## [Your instructions]
Without altering anything, output the material below.

═════ Source material

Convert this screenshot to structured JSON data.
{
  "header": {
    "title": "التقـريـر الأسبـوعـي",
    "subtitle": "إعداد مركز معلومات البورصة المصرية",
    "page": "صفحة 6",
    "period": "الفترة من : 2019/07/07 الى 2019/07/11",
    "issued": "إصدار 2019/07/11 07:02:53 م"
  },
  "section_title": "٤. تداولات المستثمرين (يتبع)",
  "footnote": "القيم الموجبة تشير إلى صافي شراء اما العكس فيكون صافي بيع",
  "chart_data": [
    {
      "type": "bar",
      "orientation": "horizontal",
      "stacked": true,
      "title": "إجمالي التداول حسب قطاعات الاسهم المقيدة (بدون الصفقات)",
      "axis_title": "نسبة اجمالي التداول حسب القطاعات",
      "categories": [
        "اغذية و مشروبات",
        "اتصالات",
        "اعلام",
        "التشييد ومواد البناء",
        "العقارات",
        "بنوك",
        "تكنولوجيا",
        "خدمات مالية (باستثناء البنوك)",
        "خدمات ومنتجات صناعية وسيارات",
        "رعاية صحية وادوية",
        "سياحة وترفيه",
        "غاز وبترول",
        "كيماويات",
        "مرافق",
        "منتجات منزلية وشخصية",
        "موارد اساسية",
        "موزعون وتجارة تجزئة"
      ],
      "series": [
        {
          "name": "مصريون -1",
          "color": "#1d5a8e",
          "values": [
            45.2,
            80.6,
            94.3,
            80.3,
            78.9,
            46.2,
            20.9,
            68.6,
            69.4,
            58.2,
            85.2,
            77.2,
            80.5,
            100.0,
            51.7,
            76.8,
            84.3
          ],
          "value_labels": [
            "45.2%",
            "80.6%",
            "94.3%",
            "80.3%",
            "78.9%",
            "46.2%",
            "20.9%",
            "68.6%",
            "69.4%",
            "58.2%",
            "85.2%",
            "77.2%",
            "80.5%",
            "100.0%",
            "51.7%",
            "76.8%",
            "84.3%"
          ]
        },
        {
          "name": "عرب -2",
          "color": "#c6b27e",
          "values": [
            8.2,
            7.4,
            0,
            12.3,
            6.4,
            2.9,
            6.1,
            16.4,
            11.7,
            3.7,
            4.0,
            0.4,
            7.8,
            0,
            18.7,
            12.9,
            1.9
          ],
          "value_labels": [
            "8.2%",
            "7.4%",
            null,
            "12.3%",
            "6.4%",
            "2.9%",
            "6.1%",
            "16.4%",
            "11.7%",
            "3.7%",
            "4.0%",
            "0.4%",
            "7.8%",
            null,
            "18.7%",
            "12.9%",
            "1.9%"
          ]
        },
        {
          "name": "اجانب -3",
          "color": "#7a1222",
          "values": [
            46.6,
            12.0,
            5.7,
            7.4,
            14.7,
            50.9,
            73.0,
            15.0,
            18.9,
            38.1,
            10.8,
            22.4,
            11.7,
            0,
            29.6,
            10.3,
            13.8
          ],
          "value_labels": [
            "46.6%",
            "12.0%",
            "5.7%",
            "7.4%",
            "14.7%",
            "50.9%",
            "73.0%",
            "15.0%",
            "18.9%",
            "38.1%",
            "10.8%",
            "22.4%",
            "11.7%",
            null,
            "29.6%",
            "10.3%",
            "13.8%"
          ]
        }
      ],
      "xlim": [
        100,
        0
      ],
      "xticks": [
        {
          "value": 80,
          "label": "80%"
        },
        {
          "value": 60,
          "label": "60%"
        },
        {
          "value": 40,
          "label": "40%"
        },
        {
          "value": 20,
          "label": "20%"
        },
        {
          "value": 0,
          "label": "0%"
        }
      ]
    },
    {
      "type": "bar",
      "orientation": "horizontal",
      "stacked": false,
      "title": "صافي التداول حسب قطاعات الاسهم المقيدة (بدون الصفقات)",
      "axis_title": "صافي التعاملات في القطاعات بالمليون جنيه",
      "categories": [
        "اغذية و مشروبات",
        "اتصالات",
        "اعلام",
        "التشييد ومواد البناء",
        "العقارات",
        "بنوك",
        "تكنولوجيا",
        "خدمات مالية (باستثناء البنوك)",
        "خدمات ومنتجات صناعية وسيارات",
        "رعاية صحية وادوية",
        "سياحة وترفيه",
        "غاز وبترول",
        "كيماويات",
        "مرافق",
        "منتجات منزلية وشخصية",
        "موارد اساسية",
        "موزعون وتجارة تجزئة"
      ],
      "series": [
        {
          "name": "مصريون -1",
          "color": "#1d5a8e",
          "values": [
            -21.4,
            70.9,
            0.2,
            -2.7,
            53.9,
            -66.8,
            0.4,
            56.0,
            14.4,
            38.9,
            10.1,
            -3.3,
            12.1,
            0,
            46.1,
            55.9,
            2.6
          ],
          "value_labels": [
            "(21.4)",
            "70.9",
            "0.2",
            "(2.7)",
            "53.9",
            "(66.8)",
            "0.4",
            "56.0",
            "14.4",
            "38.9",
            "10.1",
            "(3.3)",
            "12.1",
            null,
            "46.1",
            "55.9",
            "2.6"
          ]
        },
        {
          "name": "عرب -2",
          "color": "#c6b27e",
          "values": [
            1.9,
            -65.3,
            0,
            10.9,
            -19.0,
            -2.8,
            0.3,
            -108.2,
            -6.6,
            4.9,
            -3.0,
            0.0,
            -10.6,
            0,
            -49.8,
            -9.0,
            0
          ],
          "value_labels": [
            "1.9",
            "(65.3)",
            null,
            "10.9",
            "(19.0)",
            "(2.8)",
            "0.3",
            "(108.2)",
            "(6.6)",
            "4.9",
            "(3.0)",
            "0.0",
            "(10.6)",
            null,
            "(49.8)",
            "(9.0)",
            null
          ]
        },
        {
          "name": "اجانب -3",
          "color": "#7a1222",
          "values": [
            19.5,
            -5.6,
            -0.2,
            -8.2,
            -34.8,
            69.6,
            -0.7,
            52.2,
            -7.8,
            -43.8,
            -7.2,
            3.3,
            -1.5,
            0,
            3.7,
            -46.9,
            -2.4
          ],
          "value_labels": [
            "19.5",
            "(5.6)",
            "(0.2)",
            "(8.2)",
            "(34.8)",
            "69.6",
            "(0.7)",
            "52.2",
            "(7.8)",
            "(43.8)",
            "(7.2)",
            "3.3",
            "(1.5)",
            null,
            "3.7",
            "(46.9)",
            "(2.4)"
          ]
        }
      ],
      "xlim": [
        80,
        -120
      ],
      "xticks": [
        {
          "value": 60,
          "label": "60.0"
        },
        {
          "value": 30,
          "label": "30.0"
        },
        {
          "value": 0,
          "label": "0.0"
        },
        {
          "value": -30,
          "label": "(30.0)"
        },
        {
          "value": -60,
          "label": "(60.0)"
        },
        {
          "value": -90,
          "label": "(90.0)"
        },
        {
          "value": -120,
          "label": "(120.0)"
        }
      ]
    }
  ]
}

══════════

## [Task solution]
Convert this screenshot to structured JSON data.
{
  "header": {
    "title": "التقـريـر الأسبـوعـي",
    "subtitle": "إعداد مركز معلومات البورصة المصرية",
    "page": "صفحة 6",
    "period": "الفترة من : 2019/07/07 الى 2019/07/11",
    "issued": "إصدار 2019/07/11 07:02:53 م"
  },
  "section_title": "٤. تداولات المستثمرين (يتبع)",
  "footnote": "القيم الموجبة تشير إلى صافي شراء اما العكس فيكون صافي بيع",
  "chart_data": [
    {
      "type": "bar",
      "orientation": "horizontal",
      "stacked": true,
      "title": "إجمالي التداول حسب قطاعات الاسهم المقيدة (بدون الصفقات)",
      "axis_title": "نسبة اجمالي التداول حسب القطاعات",
      "categories": [
        "اغذية و مشروبات",
        "اتصالات",
        "اعلام",
        "التشييد ومواد البناء",
        "العقارات",
        "بنوك",
        "تكنولوجيا",
        "خدمات مالية (باستثناء البنوك)",
        "خدمات ومنتجات صناعية وسيارات",
        "رعاية صحية وادوية",
        "سياحة وترفيه",
        "غاز وبترول",
        "كيماويات",
        "مرافق",
        "منتجات منزلية وشخصية",
        "موارد اساسية",
        "موزعون وتجارة تجزئة"
      ],
      "series": [
        {
          "name": "مصريون -1",
          "color": "#1d5a8e",
          "values": [
            45.2,
            80.6,
            94.3,
            80.3,
            78.9,
            46.2,
            20.9,
            68.6,
            69.4,
            58.2,
            85.2,
            77.2,
            80.5,
            100.0,
            51.7,
            76.8,
            84.3
          ],
          "value_labels": [
            "45.2%",
            "80.6%",
            "94.3%",
            "80.3%",
            "78.9%",
            "46.2%",
            "20.9%",
            "68.6%",
            "69.4%",
            "58.2%",
            "85.2%",
            "77.2%",
            "80.5%",
            "100.0%",
            "51.7%",
            "76.8%",
            "84.3%"
          ]
        },
        {
          "name": "عرب -2",
          "color": "#c6b27e",
          "values": [
            8.2,
            7.4,
            0,
            12.3,
            6.4,
            2.9,
            6.1,
            16.4,
            11.7,
            3.7,
            4.0,
            0.4,
            7.8,
            0,
            18.7,
            12.9,
            1.9
          ],
          "value_labels": [
            "8.2%",
            "7.4%",
            null,
            "12.3%",
            "6.4%",
            "2.9%",
            "6.1%",
            "16.4%",
            "11.7%",
            "3.7%",
            "4.0%",
            "0.4%",
            "7.8%",
            null,
            "18.7%",
            "12.9%",
            "1.9%"
          ]
        },
        {
          "name": "اجانب -3",
          "color": "#7a1222",
          "values": [
            46.6,
            12.0,
            5.7,
            7.4,
            14.7,
            50.9,
            73.0,
            15.0,
            18.9,
            38.1,
            10.8,
            22.4,
            11.7,
            0,
            29.6,
            10.3,
            13.8
          ],
          "value_labels": [
            "46.6%",
            "12.0%",
            "5.7%",
            "7.4%",
            "14.7%",
            "50.9%",
            "73.0%",
            "15.0%",
            "18.9%",
            "38.1%",
            "10.8%",
            "22.4%",
            "11.7%",
            null,
            "29.6%",
            "10.3%",
            "13.8%"
          ]
        }
      ],
      "xlim": [
        100,
        0
      ],
      "xticks": [
        {
          "value": 80,
          "label": "80%"
        },
        {
          "value": 60,
          "label": "60%"
        },
        {
          "value": 40,
          "label": "40%"
        },
        {
          "value": 20,
          "label": "20%"
        },
        {
          "value": 0,
          "label": "0%"
        }
      ]
    },
    {
      "type": "bar",
      "orientation": "horizontal",
      "stacked": false,
      "title": "صافي التداول حسب قطاعات الاسهم المقيدة (بدون الصفقات)",
      "axis_title": "صافي التعاملات في القطاعات بالمليون جنيه",
      "categories": [
        "اغذية و مشروبات",
        "اتصالات",
        "اعلام",
        "التشييد ومواد البناء",
        "العقارات",
        "بنوك",
        "تكنولوجيا",
        "خدمات مالية (باستثناء البنوك)",
        "خدمات ومنتجات صناعية وسيارات",
        "رعاية صحية وادوية",
        "سياحة وترفيه",
        "غاز وبترول",
        "كيماويات",
        "مرافق",
        "منتجات منزلية وشخصية",
        "موارد اساسية",
        "موزعون وتجارة تجزئة"
      ],
      "series": [
        {
          "name": "مصريون -1",
          "color": "#1d5a8e",
          "values": [
            -21.4,
            70.9,
            0.2,
            -2.7,
            53.9,
            -66.8,
            0.4,
            56.0,
            14.4,
            38.9,
            10.1,
            -3.3,
            12.1,
            0,
            46.1,
            55.9,
            2.6
          ],
          "value_labels": [
            "(21.4)",
            "70.9",
            "0.2",
            "(2.7)",
            "53.9",
            "(66.8)",
            "0.4",
            "56.0",
            "14.4",
            "38.9",
            "10.1",
            "(3.3)",
            "12.1",
            null,
            "46.1",
            "55.9",
            "2.6"
          ]
        },
        {
          "name": "عرب -2",
          "color": "#c6b27e",
          "values": [
            1.9,
            -65.3,
            0,
            10.9,
            -19.0,
            -2.8,
            0.3,
            -108.2,
            -6.6,
            4.9,
            -3.0,
            0.0,
            -10.6,
            0,
            -49.8,
            -9.0,
            0
          ],
          "value_labels": [
            "1.9",
            "(65.3)",
            null,
            "10.9",
            "(19.0)",
            "(2.8)",
            "0.3",
            "(108.2)",
            "(6.6)",
            "4.9",
            "(3.0)",
            "0.0",
            "(10.6)",
            null,
            "(49.8)",
            "(9.0)",
            null
          ]
        },
        {
          "name": "اجانب -3",
          "color": "#7a1222",
          "values": [
            19.5,
            -5.6,
            -0.2,
            -8.2,
            -34.8,
            69.6,
            -0.7,
            52.2,
            -7.8,
            -43.8,
            -7.2,
            3.3,
            -1.5,
            0,
            3.7,
            -46.9,
            -2.4
          ],
          "value_labels": [
            "19.5",
            "(5.6)",
            "(0.2)",
            "(8.2)",
            "(34.8)",
            "69.6",
            "(0.7)",
            "52.2",
            "(7.8)",
            "(43.8)",
            "(7.2)",
            "3.3",
            "(1.5)",
            null,
            "3.7",
            "(46.9)",
            "(2.4)"
          ]
        }
      ],
      "xlim": [
        80,
        -120
      ],
      "xticks": [
        {
          "value": 60,
          "label": "60.0"
        },
        {
          "value": 30,
          "label": "30.0"
        },
        {
          "value": 0,
          "label": "0.0"
        },
        {
          "value": -30,
          "label": "(30.0)"
        },
        {
          "value": -60,
          "label": "(60.0)"
        },
        {
          "value": -90,
          "label": "(90.0)"
        },
        {
          "value": -120,
          "label": "(120.0)"
        }
      ]
    }
  ]
}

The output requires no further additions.